── Extracted records ──

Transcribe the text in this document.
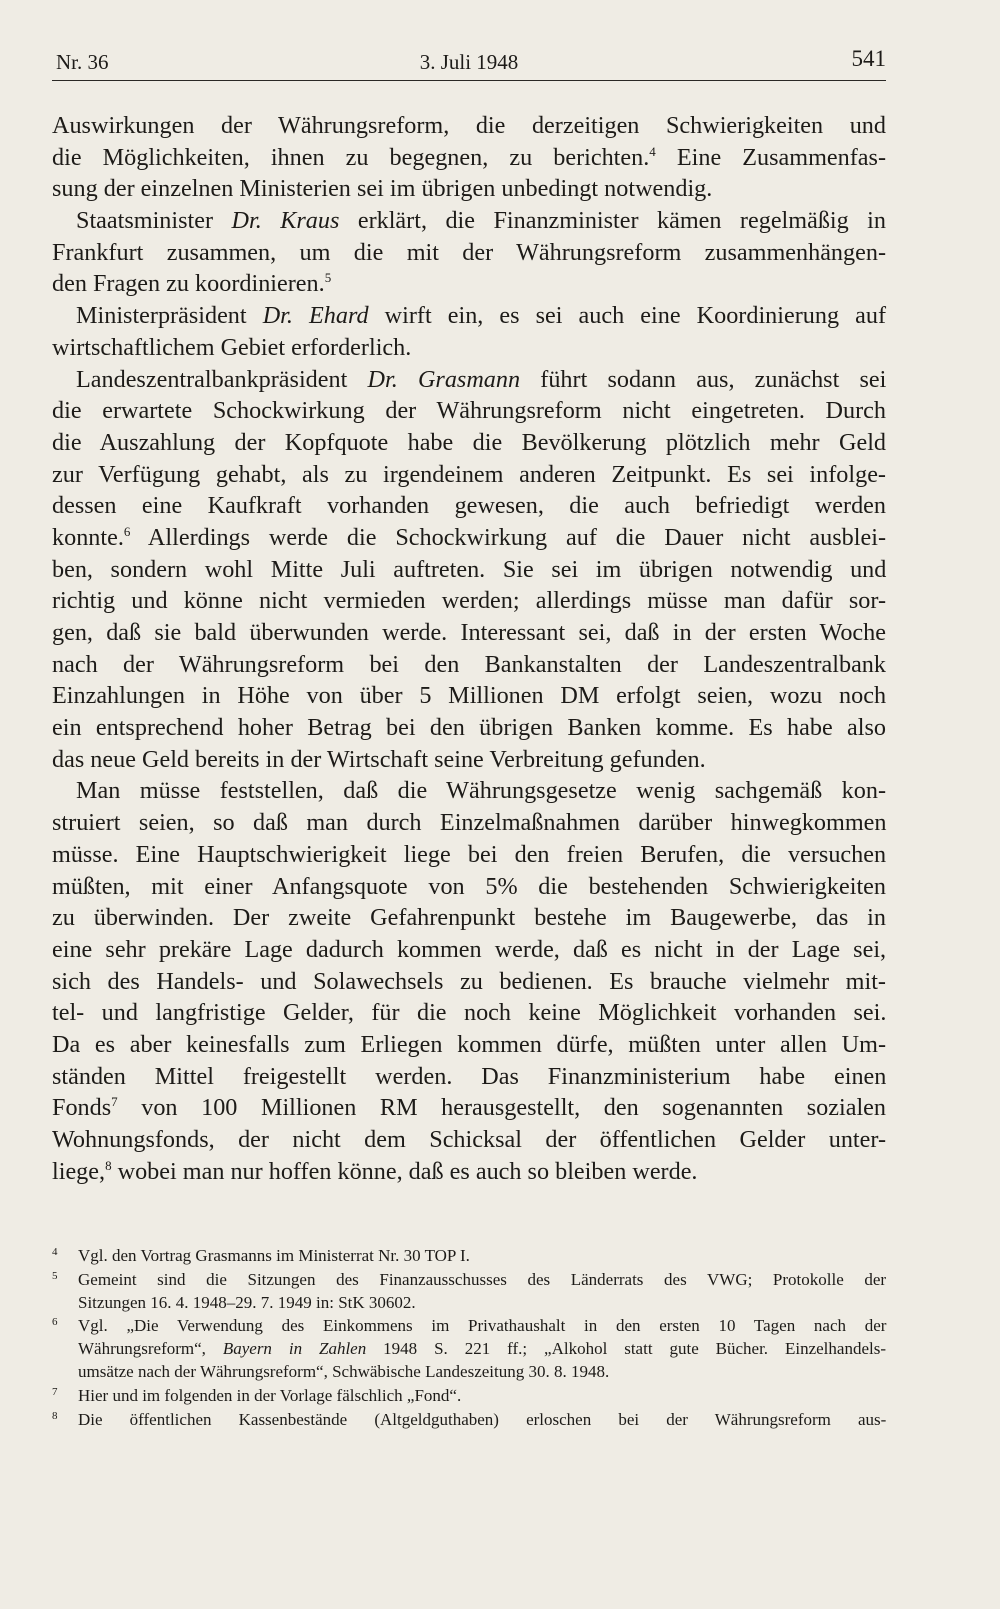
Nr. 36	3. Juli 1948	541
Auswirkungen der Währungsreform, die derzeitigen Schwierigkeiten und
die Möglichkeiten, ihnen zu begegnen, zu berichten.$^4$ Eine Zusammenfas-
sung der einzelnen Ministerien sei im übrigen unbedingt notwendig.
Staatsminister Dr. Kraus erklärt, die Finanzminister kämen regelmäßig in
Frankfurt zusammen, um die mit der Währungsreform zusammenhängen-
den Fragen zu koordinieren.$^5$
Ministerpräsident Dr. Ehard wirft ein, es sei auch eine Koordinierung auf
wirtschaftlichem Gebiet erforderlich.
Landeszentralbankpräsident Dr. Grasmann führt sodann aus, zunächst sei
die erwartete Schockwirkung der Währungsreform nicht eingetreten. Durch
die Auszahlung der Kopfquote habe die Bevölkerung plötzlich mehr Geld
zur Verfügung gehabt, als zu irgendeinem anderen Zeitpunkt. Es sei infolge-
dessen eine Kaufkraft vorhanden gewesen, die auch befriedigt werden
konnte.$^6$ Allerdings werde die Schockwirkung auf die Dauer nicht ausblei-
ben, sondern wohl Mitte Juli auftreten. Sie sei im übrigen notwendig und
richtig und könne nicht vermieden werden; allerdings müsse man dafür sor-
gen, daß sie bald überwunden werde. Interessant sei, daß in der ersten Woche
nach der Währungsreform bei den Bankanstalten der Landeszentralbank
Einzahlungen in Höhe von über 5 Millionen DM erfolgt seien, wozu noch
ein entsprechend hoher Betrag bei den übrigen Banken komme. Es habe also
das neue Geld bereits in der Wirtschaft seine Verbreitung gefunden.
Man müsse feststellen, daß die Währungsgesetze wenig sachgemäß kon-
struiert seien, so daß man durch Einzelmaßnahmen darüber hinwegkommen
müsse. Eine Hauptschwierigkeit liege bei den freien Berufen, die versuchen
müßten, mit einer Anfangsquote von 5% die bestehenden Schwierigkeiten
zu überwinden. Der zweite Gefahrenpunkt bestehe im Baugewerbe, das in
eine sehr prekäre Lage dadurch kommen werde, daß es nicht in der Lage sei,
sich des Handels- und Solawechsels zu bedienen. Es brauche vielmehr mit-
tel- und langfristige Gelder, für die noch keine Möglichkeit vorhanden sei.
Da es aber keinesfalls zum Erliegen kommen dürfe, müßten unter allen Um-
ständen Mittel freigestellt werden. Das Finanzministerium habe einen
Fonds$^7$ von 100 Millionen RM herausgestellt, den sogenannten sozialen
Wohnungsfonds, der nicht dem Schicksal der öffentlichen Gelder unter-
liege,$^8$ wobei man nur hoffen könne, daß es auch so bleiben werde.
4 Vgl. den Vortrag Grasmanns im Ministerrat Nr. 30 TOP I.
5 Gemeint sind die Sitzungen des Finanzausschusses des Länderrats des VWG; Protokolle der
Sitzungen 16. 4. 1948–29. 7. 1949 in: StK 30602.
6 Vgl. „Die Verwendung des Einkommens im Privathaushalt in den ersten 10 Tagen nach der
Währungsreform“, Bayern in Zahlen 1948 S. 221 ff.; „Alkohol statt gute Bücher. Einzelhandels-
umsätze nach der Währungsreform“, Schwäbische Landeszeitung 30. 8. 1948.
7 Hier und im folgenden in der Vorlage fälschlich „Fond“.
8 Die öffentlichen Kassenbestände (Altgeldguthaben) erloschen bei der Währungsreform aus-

───

» What this task involves
The records above need to be restated word for word, with the pictures left out.

» Problem solution
Transcribe the text in this document.
Nr. 36	3. Juli 1948	541
Auswirkungen der Währungsreform, die derzeitigen Schwierigkeiten und
die Möglichkeiten, ihnen zu begegnen, zu berichten.$^4$ Eine Zusammenfas-
sung der einzelnen Ministerien sei im übrigen unbedingt notwendig.
Staatsminister Dr. Kraus erklärt, die Finanzminister kämen regelmäßig in
Frankfurt zusammen, um die mit der Währungsreform zusammenhängen-
den Fragen zu koordinieren.$^5$
Ministerpräsident Dr. Ehard wirft ein, es sei auch eine Koordinierung auf
wirtschaftlichem Gebiet erforderlich.
Landeszentralbankpräsident Dr. Grasmann führt sodann aus, zunächst sei
die erwartete Schockwirkung der Währungsreform nicht eingetreten. Durch
die Auszahlung der Kopfquote habe die Bevölkerung plötzlich mehr Geld
zur Verfügung gehabt, als zu irgendeinem anderen Zeitpunkt. Es sei infolge-
dessen eine Kaufkraft vorhanden gewesen, die auch befriedigt werden
konnte.$^6$ Allerdings werde die Schockwirkung auf die Dauer nicht ausblei-
ben, sondern wohl Mitte Juli auftreten. Sie sei im übrigen notwendig und
richtig und könne nicht vermieden werden; allerdings müsse man dafür sor-
gen, daß sie bald überwunden werde. Interessant sei, daß in der ersten Woche
nach der Währungsreform bei den Bankanstalten der Landeszentralbank
Einzahlungen in Höhe von über 5 Millionen DM erfolgt seien, wozu noch
ein entsprechend hoher Betrag bei den übrigen Banken komme. Es habe also
das neue Geld bereits in der Wirtschaft seine Verbreitung gefunden.
Man müsse feststellen, daß die Währungsgesetze wenig sachgemäß kon-
struiert seien, so daß man durch Einzelmaßnahmen darüber hinwegkommen
müsse. Eine Hauptschwierigkeit liege bei den freien Berufen, die versuchen
müßten, mit einer Anfangsquote von 5% die bestehenden Schwierigkeiten
zu überwinden. Der zweite Gefahrenpunkt bestehe im Baugewerbe, das in
eine sehr prekäre Lage dadurch kommen werde, daß es nicht in der Lage sei,
sich des Handels- und Solawechsels zu bedienen. Es brauche vielmehr mit-
tel- und langfristige Gelder, für die noch keine Möglichkeit vorhanden sei.
Da es aber keinesfalls zum Erliegen kommen dürfe, müßten unter allen Um-
ständen Mittel freigestellt werden. Das Finanzministerium habe einen
Fonds$^7$ von 100 Millionen RM herausgestellt, den sogenannten sozialen
Wohnungsfonds, der nicht dem Schicksal der öffentlichen Gelder unter-
liege,$^8$ wobei man nur hoffen könne, daß es auch so bleiben werde.
4 Vgl. den Vortrag Grasmanns im Ministerrat Nr. 30 TOP I.
5 Gemeint sind die Sitzungen des Finanzausschusses des Länderrats des VWG; Protokolle der
Sitzungen 16. 4. 1948–29. 7. 1949 in: StK 30602.
6 Vgl. „Die Verwendung des Einkommens im Privathaushalt in den ersten 10 Tagen nach der
Währungsreform“, Bayern in Zahlen 1948 S. 221 ff.; „Alkohol statt gute Bücher. Einzelhandels-
umsätze nach der Währungsreform“, Schwäbische Landeszeitung 30. 8. 1948.
7 Hier und im folgenden in der Vorlage fälschlich „Fond“.
8 Die öffentlichen Kassenbestände (Altgeldguthaben) erloschen bei der Währungsreform aus-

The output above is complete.